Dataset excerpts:
>> Start
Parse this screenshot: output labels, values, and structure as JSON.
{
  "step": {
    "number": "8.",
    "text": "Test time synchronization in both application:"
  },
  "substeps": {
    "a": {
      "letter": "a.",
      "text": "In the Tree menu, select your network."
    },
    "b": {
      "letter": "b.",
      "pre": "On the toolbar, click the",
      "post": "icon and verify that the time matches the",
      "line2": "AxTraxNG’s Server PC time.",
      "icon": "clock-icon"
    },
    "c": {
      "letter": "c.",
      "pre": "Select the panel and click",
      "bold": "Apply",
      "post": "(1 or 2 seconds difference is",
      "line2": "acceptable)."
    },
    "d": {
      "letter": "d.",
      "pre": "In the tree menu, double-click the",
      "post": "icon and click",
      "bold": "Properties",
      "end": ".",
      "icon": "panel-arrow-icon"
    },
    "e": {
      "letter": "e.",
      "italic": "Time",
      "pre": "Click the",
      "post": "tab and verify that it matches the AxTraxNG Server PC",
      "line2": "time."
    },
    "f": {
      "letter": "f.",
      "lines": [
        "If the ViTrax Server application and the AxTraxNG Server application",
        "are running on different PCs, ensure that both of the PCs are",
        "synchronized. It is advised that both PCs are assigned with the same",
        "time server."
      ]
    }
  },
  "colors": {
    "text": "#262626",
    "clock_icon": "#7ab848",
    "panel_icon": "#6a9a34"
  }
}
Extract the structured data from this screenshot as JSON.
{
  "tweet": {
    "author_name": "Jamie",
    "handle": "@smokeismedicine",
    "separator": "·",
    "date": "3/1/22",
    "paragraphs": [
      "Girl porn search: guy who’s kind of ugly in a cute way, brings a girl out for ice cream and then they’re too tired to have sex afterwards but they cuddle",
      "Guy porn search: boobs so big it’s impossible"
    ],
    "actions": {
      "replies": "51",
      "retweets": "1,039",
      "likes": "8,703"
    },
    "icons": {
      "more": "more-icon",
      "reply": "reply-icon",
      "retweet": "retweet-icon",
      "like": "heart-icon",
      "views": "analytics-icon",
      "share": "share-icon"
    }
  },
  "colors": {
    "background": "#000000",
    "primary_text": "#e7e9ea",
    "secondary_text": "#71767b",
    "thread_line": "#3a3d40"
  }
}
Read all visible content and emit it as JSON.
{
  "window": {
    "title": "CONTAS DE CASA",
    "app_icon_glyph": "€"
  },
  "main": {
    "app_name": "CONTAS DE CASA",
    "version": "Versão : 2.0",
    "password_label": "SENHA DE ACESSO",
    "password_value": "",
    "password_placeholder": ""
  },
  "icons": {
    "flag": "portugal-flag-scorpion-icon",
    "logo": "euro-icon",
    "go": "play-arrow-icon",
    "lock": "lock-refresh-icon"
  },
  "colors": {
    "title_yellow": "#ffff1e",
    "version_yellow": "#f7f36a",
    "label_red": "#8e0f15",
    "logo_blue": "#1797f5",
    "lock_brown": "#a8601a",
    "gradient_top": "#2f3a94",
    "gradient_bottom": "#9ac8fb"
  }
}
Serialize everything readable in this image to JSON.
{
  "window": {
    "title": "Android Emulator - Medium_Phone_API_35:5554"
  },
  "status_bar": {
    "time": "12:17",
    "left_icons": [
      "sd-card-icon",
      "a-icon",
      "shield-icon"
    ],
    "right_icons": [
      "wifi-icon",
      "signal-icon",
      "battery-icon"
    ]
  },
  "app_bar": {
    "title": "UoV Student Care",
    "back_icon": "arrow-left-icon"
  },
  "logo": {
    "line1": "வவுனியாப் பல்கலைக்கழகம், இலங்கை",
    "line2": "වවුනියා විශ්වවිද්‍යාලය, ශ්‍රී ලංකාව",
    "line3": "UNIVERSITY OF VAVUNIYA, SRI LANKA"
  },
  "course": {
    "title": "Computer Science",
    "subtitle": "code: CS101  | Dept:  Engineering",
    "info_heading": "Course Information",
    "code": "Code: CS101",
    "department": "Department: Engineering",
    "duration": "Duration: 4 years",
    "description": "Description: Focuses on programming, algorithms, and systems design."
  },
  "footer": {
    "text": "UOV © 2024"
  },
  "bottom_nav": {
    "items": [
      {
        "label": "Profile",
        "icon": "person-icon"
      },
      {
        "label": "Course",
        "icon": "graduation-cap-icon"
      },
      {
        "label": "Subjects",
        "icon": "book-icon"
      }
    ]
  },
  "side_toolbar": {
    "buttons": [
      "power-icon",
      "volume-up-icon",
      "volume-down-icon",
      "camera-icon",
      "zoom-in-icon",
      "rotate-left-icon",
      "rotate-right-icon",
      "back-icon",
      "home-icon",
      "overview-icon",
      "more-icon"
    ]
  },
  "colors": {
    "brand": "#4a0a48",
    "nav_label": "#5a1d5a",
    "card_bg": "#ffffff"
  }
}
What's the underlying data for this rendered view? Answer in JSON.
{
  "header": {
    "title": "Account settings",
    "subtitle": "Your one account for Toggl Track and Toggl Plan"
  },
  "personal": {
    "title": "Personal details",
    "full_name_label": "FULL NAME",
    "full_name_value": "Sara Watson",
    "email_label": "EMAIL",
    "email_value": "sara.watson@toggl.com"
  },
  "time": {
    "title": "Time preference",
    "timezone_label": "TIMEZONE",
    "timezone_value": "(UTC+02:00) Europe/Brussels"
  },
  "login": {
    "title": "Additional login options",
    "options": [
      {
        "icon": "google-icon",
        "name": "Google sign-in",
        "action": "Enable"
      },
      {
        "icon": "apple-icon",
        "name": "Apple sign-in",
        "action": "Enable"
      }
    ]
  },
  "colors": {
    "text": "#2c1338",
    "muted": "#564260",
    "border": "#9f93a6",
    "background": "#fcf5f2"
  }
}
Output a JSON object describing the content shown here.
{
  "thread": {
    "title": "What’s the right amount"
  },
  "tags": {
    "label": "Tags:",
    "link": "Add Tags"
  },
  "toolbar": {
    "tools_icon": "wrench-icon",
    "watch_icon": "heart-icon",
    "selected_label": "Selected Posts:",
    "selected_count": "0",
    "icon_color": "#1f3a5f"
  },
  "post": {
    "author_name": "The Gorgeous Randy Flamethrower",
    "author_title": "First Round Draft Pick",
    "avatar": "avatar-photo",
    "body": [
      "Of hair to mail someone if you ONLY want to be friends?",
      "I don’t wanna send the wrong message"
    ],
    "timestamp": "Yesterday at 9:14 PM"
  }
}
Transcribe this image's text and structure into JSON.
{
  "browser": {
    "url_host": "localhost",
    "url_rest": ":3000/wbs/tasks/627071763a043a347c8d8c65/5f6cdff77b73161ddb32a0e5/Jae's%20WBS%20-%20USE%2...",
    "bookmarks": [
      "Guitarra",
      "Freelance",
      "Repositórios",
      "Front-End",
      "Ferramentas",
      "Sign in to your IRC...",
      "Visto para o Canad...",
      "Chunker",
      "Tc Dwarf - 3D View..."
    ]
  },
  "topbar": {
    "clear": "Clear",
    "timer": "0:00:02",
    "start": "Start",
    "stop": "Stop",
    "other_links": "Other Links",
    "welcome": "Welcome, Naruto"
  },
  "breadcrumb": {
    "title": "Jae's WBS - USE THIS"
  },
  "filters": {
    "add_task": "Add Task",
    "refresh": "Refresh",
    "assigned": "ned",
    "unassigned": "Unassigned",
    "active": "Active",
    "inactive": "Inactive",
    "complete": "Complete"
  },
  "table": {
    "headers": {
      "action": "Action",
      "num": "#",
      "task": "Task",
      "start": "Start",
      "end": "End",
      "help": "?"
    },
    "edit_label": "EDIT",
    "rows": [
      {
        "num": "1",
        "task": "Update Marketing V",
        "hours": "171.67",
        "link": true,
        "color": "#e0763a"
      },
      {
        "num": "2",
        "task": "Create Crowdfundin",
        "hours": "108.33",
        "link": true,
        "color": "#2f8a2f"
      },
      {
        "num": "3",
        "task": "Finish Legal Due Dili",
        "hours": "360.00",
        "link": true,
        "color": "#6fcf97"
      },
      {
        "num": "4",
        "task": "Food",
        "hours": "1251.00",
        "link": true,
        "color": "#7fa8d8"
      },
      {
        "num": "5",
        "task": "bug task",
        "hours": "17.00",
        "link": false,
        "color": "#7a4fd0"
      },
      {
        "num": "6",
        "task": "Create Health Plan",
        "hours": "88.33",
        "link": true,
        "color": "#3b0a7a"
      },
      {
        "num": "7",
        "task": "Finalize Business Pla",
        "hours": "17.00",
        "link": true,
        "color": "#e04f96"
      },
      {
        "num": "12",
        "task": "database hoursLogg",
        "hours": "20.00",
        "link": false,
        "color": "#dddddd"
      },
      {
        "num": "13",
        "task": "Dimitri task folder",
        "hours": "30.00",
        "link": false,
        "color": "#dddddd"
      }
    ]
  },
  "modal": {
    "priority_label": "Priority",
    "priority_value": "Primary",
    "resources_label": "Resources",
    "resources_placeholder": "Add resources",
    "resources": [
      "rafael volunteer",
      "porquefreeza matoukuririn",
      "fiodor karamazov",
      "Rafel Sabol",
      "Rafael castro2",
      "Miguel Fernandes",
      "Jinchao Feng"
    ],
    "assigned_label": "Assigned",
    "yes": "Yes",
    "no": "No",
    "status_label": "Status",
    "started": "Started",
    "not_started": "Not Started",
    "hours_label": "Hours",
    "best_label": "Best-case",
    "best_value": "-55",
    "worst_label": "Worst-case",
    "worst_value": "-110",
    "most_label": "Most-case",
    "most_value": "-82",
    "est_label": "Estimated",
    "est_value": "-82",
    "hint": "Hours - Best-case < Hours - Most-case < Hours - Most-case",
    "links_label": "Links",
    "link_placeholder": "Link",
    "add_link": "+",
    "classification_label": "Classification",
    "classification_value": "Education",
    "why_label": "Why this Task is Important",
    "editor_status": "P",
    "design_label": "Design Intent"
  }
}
>> End
Exercise: Copy every line of the listing where the word "verify" appears.

Exercise solution:
      "post": "icon and verify that the time matches the",
      "post": "tab and verify that it matches the AxTraxNG Server PC",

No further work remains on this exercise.